### The data
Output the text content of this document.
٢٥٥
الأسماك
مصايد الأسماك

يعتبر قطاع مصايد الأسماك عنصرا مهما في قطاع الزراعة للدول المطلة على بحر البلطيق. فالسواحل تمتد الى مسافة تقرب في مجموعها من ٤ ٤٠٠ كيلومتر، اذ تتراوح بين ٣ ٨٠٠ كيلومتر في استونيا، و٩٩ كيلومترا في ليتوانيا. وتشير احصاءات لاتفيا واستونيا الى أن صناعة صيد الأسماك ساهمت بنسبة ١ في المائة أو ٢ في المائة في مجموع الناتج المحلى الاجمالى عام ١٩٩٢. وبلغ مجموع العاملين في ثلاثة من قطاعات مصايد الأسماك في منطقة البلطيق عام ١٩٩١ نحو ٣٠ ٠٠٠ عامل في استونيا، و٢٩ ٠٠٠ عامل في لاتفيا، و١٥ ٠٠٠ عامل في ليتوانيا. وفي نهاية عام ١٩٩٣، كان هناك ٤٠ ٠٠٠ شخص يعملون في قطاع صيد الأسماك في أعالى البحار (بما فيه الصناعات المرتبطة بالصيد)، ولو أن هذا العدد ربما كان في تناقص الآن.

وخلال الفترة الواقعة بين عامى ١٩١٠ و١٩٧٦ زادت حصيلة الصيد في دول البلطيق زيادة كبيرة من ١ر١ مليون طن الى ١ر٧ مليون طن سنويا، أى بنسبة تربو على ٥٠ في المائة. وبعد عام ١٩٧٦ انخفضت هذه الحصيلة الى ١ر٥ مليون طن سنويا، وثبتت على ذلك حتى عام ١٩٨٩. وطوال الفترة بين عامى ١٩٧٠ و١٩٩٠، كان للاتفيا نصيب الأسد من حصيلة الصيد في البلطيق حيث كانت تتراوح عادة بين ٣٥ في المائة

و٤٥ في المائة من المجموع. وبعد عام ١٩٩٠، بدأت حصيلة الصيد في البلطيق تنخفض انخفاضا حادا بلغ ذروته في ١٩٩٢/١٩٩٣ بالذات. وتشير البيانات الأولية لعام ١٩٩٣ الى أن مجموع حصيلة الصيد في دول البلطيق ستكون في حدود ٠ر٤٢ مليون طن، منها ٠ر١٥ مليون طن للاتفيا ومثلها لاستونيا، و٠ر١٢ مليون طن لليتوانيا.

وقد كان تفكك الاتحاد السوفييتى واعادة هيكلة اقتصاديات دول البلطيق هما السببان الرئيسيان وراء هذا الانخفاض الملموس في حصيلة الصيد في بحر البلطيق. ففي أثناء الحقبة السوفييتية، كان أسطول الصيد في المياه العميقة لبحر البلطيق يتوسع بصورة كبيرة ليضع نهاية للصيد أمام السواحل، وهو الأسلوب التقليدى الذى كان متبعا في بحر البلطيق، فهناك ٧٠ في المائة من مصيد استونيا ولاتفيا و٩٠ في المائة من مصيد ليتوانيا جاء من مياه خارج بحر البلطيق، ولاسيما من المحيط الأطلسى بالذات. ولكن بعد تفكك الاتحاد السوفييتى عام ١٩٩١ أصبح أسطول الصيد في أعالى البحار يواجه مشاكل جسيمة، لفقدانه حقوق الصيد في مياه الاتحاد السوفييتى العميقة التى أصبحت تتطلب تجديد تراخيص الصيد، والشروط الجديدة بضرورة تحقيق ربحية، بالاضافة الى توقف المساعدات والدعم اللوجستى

### Your task
Each line above is to be repeated exactly.

### Output
Output the text content of this document.
٢٥٥
الأسماك
مصايد الأسماك

يعتبر قطاع مصايد الأسماك عنصرا مهما في قطاع الزراعة للدول المطلة على بحر البلطيق. فالسواحل تمتد الى مسافة تقرب في مجموعها من ٤ ٤٠٠ كيلومتر، اذ تتراوح بين ٣ ٨٠٠ كيلومتر في استونيا، و٩٩ كيلومترا في ليتوانيا. وتشير احصاءات لاتفيا واستونيا الى أن صناعة صيد الأسماك ساهمت بنسبة ١ في المائة أو ٢ في المائة في مجموع الناتج المحلى الاجمالى عام ١٩٩٢. وبلغ مجموع العاملين في ثلاثة من قطاعات مصايد الأسماك في منطقة البلطيق عام ١٩٩١ نحو ٣٠ ٠٠٠ عامل في استونيا، و٢٩ ٠٠٠ عامل في لاتفيا، و١٥ ٠٠٠ عامل في ليتوانيا. وفي نهاية عام ١٩٩٣، كان هناك ٤٠ ٠٠٠ شخص يعملون في قطاع صيد الأسماك في أعالى البحار (بما فيه الصناعات المرتبطة بالصيد)، ولو أن هذا العدد ربما كان في تناقص الآن.

وخلال الفترة الواقعة بين عامى ١٩١٠ و١٩٧٦ زادت حصيلة الصيد في دول البلطيق زيادة كبيرة من ١ر١ مليون طن الى ١ر٧ مليون طن سنويا، أى بنسبة تربو على ٥٠ في المائة. وبعد عام ١٩٧٦ انخفضت هذه الحصيلة الى ١ر٥ مليون طن سنويا، وثبتت على ذلك حتى عام ١٩٨٩. وطوال الفترة بين عامى ١٩٧٠ و١٩٩٠، كان للاتفيا نصيب الأسد من حصيلة الصيد في البلطيق حيث كانت تتراوح عادة بين ٣٥ في المائة

و٤٥ في المائة من المجموع. وبعد عام ١٩٩٠، بدأت حصيلة الصيد في البلطيق تنخفض انخفاضا حادا بلغ ذروته في ١٩٩٢/١٩٩٣ بالذات. وتشير البيانات الأولية لعام ١٩٩٣ الى أن مجموع حصيلة الصيد في دول البلطيق ستكون في حدود ٠ر٤٢ مليون طن، منها ٠ر١٥ مليون طن للاتفيا ومثلها لاستونيا، و٠ر١٢ مليون طن لليتوانيا.

وقد كان تفكك الاتحاد السوفييتى واعادة هيكلة اقتصاديات دول البلطيق هما السببان الرئيسيان وراء هذا الانخفاض الملموس في حصيلة الصيد في بحر البلطيق. ففي أثناء الحقبة السوفييتية، كان أسطول الصيد في المياه العميقة لبحر البلطيق يتوسع بصورة كبيرة ليضع نهاية للصيد أمام السواحل، وهو الأسلوب التقليدى الذى كان متبعا في بحر البلطيق، فهناك ٧٠ في المائة من مصيد استونيا ولاتفيا و٩٠ في المائة من مصيد ليتوانيا جاء من مياه خارج بحر البلطيق، ولاسيما من المحيط الأطلسى بالذات. ولكن بعد تفكك الاتحاد السوفييتى عام ١٩٩١ أصبح أسطول الصيد في أعالى البحار يواجه مشاكل جسيمة، لفقدانه حقوق الصيد في مياه الاتحاد السوفييتى العميقة التى أصبحت تتطلب تجديد تراخيص الصيد، والشروط الجديدة بضرورة تحقيق ربحية، بالاضافة الى توقف المساعدات والدعم اللوجستى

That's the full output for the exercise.